■ WHAT IS BEING ASKED
Your task is to repeat the listing exactly.

★ ★ ★

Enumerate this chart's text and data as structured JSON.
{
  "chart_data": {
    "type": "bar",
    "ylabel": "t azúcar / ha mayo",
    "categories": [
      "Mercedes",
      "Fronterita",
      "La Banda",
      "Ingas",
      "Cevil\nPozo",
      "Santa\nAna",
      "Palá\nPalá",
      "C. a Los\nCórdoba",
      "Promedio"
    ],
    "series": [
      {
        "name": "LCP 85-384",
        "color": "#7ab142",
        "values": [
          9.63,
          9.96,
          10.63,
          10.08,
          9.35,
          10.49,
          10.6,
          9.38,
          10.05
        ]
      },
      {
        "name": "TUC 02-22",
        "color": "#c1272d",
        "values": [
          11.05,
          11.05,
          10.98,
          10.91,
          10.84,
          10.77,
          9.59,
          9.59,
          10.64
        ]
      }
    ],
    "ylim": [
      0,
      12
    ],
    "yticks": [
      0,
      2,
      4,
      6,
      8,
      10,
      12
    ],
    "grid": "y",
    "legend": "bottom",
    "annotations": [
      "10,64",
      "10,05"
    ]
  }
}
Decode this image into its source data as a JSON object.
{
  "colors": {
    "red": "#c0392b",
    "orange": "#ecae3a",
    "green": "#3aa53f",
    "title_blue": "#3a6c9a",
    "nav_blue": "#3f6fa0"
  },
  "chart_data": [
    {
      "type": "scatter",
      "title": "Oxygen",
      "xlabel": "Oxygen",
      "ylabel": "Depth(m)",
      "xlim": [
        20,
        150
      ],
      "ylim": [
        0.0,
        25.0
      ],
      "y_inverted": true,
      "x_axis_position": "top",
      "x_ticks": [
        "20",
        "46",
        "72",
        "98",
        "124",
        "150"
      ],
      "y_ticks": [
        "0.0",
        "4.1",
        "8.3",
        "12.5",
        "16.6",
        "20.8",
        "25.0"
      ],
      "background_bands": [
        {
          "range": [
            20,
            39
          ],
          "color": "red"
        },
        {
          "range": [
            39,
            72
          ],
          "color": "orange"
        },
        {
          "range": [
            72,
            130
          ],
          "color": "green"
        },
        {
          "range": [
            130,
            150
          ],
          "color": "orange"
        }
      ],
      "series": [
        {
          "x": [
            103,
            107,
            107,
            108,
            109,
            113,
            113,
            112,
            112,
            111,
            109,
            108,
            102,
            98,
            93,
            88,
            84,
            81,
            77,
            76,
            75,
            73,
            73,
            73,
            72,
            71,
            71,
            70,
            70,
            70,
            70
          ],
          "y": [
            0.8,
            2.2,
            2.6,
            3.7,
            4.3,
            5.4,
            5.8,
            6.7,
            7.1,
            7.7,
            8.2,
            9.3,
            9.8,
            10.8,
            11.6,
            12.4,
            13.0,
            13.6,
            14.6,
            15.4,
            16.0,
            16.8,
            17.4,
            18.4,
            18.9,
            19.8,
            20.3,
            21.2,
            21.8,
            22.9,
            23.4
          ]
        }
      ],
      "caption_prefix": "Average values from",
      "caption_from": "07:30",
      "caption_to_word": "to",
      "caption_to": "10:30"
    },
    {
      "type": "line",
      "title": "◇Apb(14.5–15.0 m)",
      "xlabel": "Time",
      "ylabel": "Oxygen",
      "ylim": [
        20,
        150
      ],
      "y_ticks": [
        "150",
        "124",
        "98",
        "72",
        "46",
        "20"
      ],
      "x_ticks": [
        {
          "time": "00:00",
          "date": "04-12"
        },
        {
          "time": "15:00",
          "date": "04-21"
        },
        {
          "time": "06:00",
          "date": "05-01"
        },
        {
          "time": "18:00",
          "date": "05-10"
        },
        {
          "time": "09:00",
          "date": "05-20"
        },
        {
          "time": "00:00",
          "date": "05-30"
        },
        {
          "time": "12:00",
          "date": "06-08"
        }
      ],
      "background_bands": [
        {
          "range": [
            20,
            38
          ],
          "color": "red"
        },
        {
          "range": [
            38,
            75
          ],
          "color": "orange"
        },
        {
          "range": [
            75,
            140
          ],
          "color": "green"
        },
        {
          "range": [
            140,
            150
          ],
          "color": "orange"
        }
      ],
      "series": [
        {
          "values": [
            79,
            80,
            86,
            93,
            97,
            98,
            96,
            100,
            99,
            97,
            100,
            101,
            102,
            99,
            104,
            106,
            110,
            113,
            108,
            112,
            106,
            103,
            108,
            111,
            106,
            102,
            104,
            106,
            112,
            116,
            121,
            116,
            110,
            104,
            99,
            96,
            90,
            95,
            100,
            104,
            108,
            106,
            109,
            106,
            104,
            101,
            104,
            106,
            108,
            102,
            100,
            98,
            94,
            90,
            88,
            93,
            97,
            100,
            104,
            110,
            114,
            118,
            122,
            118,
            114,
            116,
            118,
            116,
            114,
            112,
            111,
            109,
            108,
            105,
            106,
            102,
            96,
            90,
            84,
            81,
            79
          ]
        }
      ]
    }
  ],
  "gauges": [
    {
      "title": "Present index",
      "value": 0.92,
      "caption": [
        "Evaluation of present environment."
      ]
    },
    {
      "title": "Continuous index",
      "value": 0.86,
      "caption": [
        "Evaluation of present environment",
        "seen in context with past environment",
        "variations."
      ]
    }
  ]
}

★ ★ ★

■ EXERCISE SOLUTION
Enumerate this chart's text and data as structured JSON.
{
  "chart_data": {
    "type": "bar",
    "ylabel": "t azúcar / ha mayo",
    "categories": [
      "Mercedes",
      "Fronterita",
      "La Banda",
      "Ingas",
      "Cevil\nPozo",
      "Santa\nAna",
      "Palá\nPalá",
      "C. a Los\nCórdoba",
      "Promedio"
    ],
    "series": [
      {
        "name": "LCP 85-384",
        "color": "#7ab142",
        "values": [
          9.63,
          9.96,
          10.63,
          10.08,
          9.35,
          10.49,
          10.6,
          9.38,
          10.05
        ]
      },
      {
        "name": "TUC 02-22",
        "color": "#c1272d",
        "values": [
          11.05,
          11.05,
          10.98,
          10.91,
          10.84,
          10.77,
          9.59,
          9.59,
          10.64
        ]
      }
    ],
    "ylim": [
      0,
      12
    ],
    "yticks": [
      0,
      2,
      4,
      6,
      8,
      10,
      12
    ],
    "grid": "y",
    "legend": "bottom",
    "annotations": [
      "10,64",
      "10,05"
    ]
  }
}
Decode this image into its source data as a JSON object.
{
  "colors": {
    "red": "#c0392b",
    "orange": "#ecae3a",
    "green": "#3aa53f",
    "title_blue": "#3a6c9a",
    "nav_blue": "#3f6fa0"
  },
  "chart_data": [
    {
      "type": "scatter",
      "title": "Oxygen",
      "xlabel": "Oxygen",
      "ylabel": "Depth(m)",
      "xlim": [
        20,
        150
      ],
      "ylim": [
        0.0,
        25.0
      ],
      "y_inverted": true,
      "x_axis_position": "top",
      "x_ticks": [
        "20",
        "46",
        "72",
        "98",
        "124",
        "150"
      ],
      "y_ticks": [
        "0.0",
        "4.1",
        "8.3",
        "12.5",
        "16.6",
        "20.8",
        "25.0"
      ],
      "background_bands": [
        {
          "range": [
            20,
            39
          ],
          "color": "red"
        },
        {
          "range": [
            39,
            72
          ],
          "color": "orange"
        },
        {
          "range": [
            72,
            130
          ],
          "color": "green"
        },
        {
          "range": [
            130,
            150
          ],
          "color": "orange"
        }
      ],
      "series": [
        {
          "x": [
            103,
            107,
            107,
            108,
            109,
            113,
            113,
            112,
            112,
            111,
            109,
            108,
            102,
            98,
            93,
            88,
            84,
            81,
            77,
            76,
            75,
            73,
            73,
            73,
            72,
            71,
            71,
            70,
            70,
            70,
            70
          ],
          "y": [
            0.8,
            2.2,
            2.6,
            3.7,
            4.3,
            5.4,
            5.8,
            6.7,
            7.1,
            7.7,
            8.2,
            9.3,
            9.8,
            10.8,
            11.6,
            12.4,
            13.0,
            13.6,
            14.6,
            15.4,
            16.0,
            16.8,
            17.4,
            18.4,
            18.9,
            19.8,
            20.3,
            21.2,
            21.8,
            22.9,
            23.4
          ]
        }
      ],
      "caption_prefix": "Average values from",
      "caption_from": "07:30",
      "caption_to_word": "to",
      "caption_to": "10:30"
    },
    {
      "type": "line",
      "title": "◇Apb(14.5–15.0 m)",
      "xlabel": "Time",
      "ylabel": "Oxygen",
      "ylim": [
        20,
        150
      ],
      "y_ticks": [
        "150",
        "124",
        "98",
        "72",
        "46",
        "20"
      ],
      "x_ticks": [
        {
          "time": "00:00",
          "date": "04-12"
        },
        {
          "time": "15:00",
          "date": "04-21"
        },
        {
          "time": "06:00",
          "date": "05-01"
        },
        {
          "time": "18:00",
          "date": "05-10"
        },
        {
          "time": "09:00",
          "date": "05-20"
        },
        {
          "time": "00:00",
          "date": "05-30"
        },
        {
          "time": "12:00",
          "date": "06-08"
        }
      ],
      "background_bands": [
        {
          "range": [
            20,
            38
          ],
          "color": "red"
        },
        {
          "range": [
            38,
            75
          ],
          "color": "orange"
        },
        {
          "range": [
            75,
            140
          ],
          "color": "green"
        },
        {
          "range": [
            140,
            150
          ],
          "color": "orange"
        }
      ],
      "series": [
        {
          "values": [
            79,
            80,
            86,
            93,
            97,
            98,
            96,
            100,
            99,
            97,
            100,
            101,
            102,
            99,
            104,
            106,
            110,
            113,
            108,
            112,
            106,
            103,
            108,
            111,
            106,
            102,
            104,
            106,
            112,
            116,
            121,
            116,
            110,
            104,
            99,
            96,
            90,
            95,
            100,
            104,
            108,
            106,
            109,
            106,
            104,
            101,
            104,
            106,
            108,
            102,
            100,
            98,
            94,
            90,
            88,
            93,
            97,
            100,
            104,
            110,
            114,
            118,
            122,
            118,
            114,
            116,
            118,
            116,
            114,
            112,
            111,
            109,
            108,
            105,
            106,
            102,
            96,
            90,
            84,
            81,
            79
          ]
        }
      ]
    }
  ],
  "gauges": [
    {
      "title": "Present index",
      "value": 0.92,
      "caption": [
        "Evaluation of present environment."
      ]
    },
    {
      "title": "Continuous index",
      "value": 0.86,
      "caption": [
        "Evaluation of present environment",
        "seen in context with past environment",
        "variations."
      ]
    }
  ]
}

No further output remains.